> _Data entries_
* * * * *

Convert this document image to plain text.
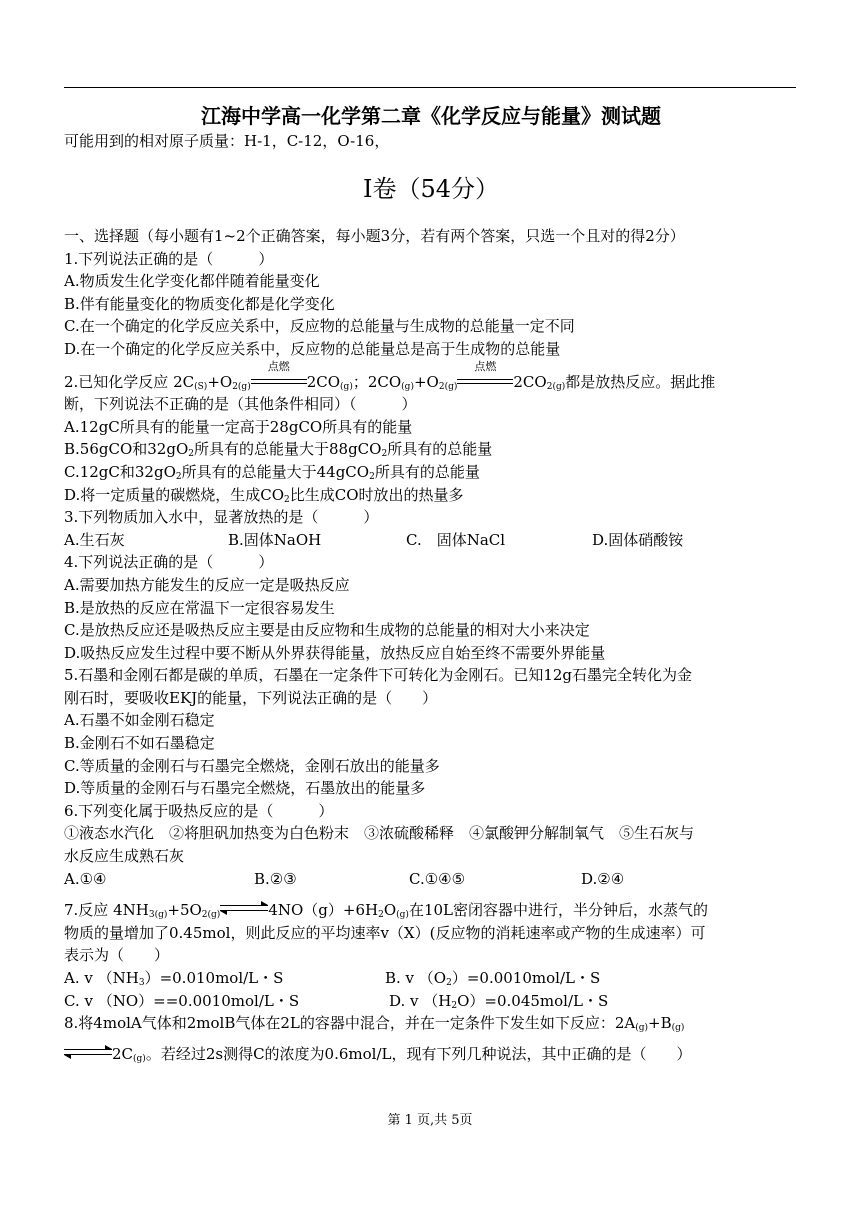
江海中学高一化学第二章《化学反应与能量》测试题

可能用到的相对原子质量：H-1，C-12，O-16，

I卷（54分）

一、选择题（每小题有1~2个正确答案，每小题3分，若有两个答案，只选一个且对的得2分）

1.下列说法正确的是（　　　）

A.物质发生化学变化都伴随着能量变化

B.伴有能量变化的物质变化都是化学变化

C.在一个确定的化学反应关系中，反应物的总能量与生成物的总能量一定不同

D.在一个确定的化学反应关系中，反应物的总能量总是高于生成物的总能量

2.已知化学反应 $2C_{(S)}+O_{2(g)}$
点燃
$2CO_{(g)}$；$2CO_{(g)}+O_{2(g)}$
点燃
$2CO_{2(g)}$都是放热反应。据此推

断，下列说法不正确的是（其他条件相同）（　　　）

A.12gC所具有的能量一定高于28gCO所具有的能量

B.56gCO和$32gO_2$所具有的总能量大于88gCO$_2$所具有的总能量

C.12gC和$32gO_2$所具有的总能量大于44gCO$_2$所具有的总能量

D.将一定质量的碳燃烧，生成$CO_2$比生成CO时放出的热量多

3.下列物质加入水中，显著放热的是（　　　）

A.生石灰	B.固体NaOH	C.　固体NaCl	D.固体硝酸铵

4.下列说法正确的是（　　　）

A.需要加热方能发生的反应一定是吸热反应

B.是放热的反应在常温下一定很容易发生

C.是放热反应还是吸热反应主要是由反应物和生成物的总能量的相对大小来决定

D.吸热反应发生过程中要不断从外界获得能量，放热反应自始至终不需要外界能量

5.石墨和金刚石都是碳的单质，石墨在一定条件下可转化为金刚石。已知12g石墨完全转化为金

刚石时，要吸收EKJ的能量，下列说法正确的是（　　）

A.石墨不如金刚石稳定

B.金刚石不如石墨稳定

C.等质量的金刚石与石墨完全燃烧，金刚石放出的能量多

D.等质量的金刚石与石墨完全燃烧，石墨放出的能量多

6.下列变化属于吸热反应的是（　　　）

①液态水汽化　②将胆矾加热变为白色粉末　③浓硫酸稀释　④氯酸钾分解制氧气　⑤生石灰与

水反应生成熟石灰

A.①④	B.②③	C.①④⑤	D.②④

7.反应 $4NH_{3(g)}+5O_{2(g)}\rightleftharpoons 4NO(g)+6H_2O_{(g)}$在10L密闭容器中进行，半分钟后，水蒸气的

物质的量增加了0.45mol，则此反应的平均速率v（X）(反应物的消耗速率或产物的生成速率）可

表示为（　　）

A. v $(NH_3)=0.010mol/L$・S	B. v $(O_2)=0.0010mol/L$・S
C. v （NO）==0.0010mol/L・S	D. v $(H_2O)=0.045mol/L$・S

8.将4molA气体和2molB气体在2L的容器中混合，并在一定条件下发生如下反应：$2A_{(g)}+B_{(g)}$

$\rightleftharpoons 2C_{(g)}$。若经过2s测得C的浓度为0.6mol/L，现有下列几种说法，其中正确的是（　　）

第 1 页,共 5页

* * * * *

> _Short task_
Each line above is to be copied verbatim. Drop any image from the copy.

> _Correct output_
Convert this document image to plain text.
江海中学高一化学第二章《化学反应与能量》测试题

可能用到的相对原子质量：H-1，C-12，O-16，

I卷（54分）

一、选择题（每小题有1~2个正确答案，每小题3分，若有两个答案，只选一个且对的得2分）

1.下列说法正确的是（　　　）

A.物质发生化学变化都伴随着能量变化

B.伴有能量变化的物质变化都是化学变化

C.在一个确定的化学反应关系中，反应物的总能量与生成物的总能量一定不同

D.在一个确定的化学反应关系中，反应物的总能量总是高于生成物的总能量

2.已知化学反应 $2C_{(S)}+O_{2(g)}$
点燃
$2CO_{(g)}$；$2CO_{(g)}+O_{2(g)}$
点燃
$2CO_{2(g)}$都是放热反应。据此推

断，下列说法不正确的是（其他条件相同）（　　　）

A.12gC所具有的能量一定高于28gCO所具有的能量

B.56gCO和$32gO_2$所具有的总能量大于88gCO$_2$所具有的总能量

C.12gC和$32gO_2$所具有的总能量大于44gCO$_2$所具有的总能量

D.将一定质量的碳燃烧，生成$CO_2$比生成CO时放出的热量多

3.下列物质加入水中，显著放热的是（　　　）

A.生石灰	B.固体NaOH	C.　固体NaCl	D.固体硝酸铵

4.下列说法正确的是（　　　）

A.需要加热方能发生的反应一定是吸热反应

B.是放热的反应在常温下一定很容易发生

C.是放热反应还是吸热反应主要是由反应物和生成物的总能量的相对大小来决定

D.吸热反应发生过程中要不断从外界获得能量，放热反应自始至终不需要外界能量

5.石墨和金刚石都是碳的单质，石墨在一定条件下可转化为金刚石。已知12g石墨完全转化为金

刚石时，要吸收EKJ的能量，下列说法正确的是（　　）

A.石墨不如金刚石稳定

B.金刚石不如石墨稳定

C.等质量的金刚石与石墨完全燃烧，金刚石放出的能量多

D.等质量的金刚石与石墨完全燃烧，石墨放出的能量多

6.下列变化属于吸热反应的是（　　　）

①液态水汽化　②将胆矾加热变为白色粉末　③浓硫酸稀释　④氯酸钾分解制氧气　⑤生石灰与

水反应生成熟石灰

A.①④	B.②③	C.①④⑤	D.②④

7.反应 $4NH_{3(g)}+5O_{2(g)}\rightleftharpoons 4NO(g)+6H_2O_{(g)}$在10L密闭容器中进行，半分钟后，水蒸气的

物质的量增加了0.45mol，则此反应的平均速率v（X）(反应物的消耗速率或产物的生成速率）可

表示为（　　）

A. v $(NH_3)=0.010mol/L$・S	B. v $(O_2)=0.0010mol/L$・S
C. v （NO）==0.0010mol/L・S	D. v $(H_2O)=0.045mol/L$・S

8.将4molA气体和2molB气体在2L的容器中混合，并在一定条件下发生如下反应：$2A_{(g)}+B_{(g)}$

$\rightleftharpoons 2C_{(g)}$。若经过2s测得C的浓度为0.6mol/L，现有下列几种说法，其中正确的是（　　）

第 1 页,共 5页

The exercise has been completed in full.